### EXERCISE DATA

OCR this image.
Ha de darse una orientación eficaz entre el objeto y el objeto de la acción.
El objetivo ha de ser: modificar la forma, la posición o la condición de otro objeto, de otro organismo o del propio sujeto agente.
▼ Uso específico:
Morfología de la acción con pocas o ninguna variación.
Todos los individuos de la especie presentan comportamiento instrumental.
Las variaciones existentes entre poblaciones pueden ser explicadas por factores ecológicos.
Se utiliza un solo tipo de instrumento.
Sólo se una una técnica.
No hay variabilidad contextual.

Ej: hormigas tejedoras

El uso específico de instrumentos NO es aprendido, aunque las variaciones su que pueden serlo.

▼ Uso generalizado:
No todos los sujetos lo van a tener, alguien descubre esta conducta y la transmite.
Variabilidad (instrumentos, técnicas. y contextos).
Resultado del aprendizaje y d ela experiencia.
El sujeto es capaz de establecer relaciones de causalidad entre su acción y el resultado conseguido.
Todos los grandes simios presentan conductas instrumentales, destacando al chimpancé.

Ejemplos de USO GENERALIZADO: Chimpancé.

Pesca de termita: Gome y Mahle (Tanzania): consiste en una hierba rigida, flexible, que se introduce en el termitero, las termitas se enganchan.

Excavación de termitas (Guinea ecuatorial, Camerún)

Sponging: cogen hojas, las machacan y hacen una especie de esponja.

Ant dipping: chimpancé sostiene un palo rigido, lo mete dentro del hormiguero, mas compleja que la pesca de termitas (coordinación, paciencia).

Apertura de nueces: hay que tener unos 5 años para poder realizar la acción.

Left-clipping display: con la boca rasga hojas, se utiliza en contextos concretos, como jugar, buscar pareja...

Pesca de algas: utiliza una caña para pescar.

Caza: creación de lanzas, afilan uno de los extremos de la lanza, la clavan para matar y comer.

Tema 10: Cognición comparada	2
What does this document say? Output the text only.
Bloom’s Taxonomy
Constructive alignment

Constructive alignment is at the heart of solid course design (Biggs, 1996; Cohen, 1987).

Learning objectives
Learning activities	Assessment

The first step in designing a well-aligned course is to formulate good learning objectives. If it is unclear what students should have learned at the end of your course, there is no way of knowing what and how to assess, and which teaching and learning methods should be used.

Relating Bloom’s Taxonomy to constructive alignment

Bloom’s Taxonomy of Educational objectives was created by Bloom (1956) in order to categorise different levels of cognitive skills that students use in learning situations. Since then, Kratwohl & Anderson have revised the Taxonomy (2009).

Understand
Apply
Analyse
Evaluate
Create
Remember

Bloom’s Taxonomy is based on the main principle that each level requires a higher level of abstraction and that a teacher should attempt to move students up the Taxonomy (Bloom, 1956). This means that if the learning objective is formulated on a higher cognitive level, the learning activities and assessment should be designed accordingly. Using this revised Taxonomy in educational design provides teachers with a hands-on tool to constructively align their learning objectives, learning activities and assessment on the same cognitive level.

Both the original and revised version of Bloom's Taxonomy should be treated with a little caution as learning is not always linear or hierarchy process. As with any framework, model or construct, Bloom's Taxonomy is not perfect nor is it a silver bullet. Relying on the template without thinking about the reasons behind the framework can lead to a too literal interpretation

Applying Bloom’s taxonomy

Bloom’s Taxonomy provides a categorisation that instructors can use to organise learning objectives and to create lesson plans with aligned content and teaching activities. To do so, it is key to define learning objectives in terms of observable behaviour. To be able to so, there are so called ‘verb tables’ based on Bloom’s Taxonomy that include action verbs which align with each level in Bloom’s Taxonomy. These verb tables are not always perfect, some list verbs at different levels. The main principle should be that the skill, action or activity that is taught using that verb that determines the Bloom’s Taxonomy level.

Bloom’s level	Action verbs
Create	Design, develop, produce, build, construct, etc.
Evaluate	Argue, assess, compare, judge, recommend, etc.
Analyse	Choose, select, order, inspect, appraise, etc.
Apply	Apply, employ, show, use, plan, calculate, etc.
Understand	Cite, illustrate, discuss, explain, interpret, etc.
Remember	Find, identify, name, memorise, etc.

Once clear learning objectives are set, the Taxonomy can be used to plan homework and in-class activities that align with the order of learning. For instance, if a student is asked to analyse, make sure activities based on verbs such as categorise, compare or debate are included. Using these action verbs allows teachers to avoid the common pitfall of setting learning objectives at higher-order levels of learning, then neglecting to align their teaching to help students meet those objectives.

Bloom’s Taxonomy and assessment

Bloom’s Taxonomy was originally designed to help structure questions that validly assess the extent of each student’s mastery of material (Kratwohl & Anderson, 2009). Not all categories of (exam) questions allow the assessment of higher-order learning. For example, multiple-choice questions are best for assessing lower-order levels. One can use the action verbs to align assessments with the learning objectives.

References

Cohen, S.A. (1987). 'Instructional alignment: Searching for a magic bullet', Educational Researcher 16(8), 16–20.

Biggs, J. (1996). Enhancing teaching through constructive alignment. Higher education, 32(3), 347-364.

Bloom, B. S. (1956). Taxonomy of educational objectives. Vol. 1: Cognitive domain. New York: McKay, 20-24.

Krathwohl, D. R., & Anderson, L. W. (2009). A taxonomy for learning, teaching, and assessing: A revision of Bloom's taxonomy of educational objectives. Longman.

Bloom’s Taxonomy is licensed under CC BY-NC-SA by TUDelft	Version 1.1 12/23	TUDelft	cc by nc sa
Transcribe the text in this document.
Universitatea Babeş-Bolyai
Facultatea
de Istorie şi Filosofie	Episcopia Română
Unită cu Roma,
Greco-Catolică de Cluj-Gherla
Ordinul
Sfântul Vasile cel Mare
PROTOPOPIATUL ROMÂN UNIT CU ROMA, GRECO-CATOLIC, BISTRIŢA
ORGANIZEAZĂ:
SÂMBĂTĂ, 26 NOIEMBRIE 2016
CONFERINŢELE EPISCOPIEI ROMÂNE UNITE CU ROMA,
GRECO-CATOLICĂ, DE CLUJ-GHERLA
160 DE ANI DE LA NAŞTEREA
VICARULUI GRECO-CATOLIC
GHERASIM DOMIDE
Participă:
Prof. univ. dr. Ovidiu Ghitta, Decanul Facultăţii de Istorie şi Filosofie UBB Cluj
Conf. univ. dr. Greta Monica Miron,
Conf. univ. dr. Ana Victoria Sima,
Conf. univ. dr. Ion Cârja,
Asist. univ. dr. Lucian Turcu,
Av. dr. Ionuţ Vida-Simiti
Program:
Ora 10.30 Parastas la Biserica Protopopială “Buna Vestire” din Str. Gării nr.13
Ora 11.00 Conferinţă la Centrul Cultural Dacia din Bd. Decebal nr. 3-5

### WHAT IS ASKED
Extract, from the material above, each line holding the word "presentan".

### FINISHED ANSWER
Todos los individuos de la especie presentan comportamiento instrumental.
Todos los grandes simios presentan conductas instrumentales, destacando al chimpancé.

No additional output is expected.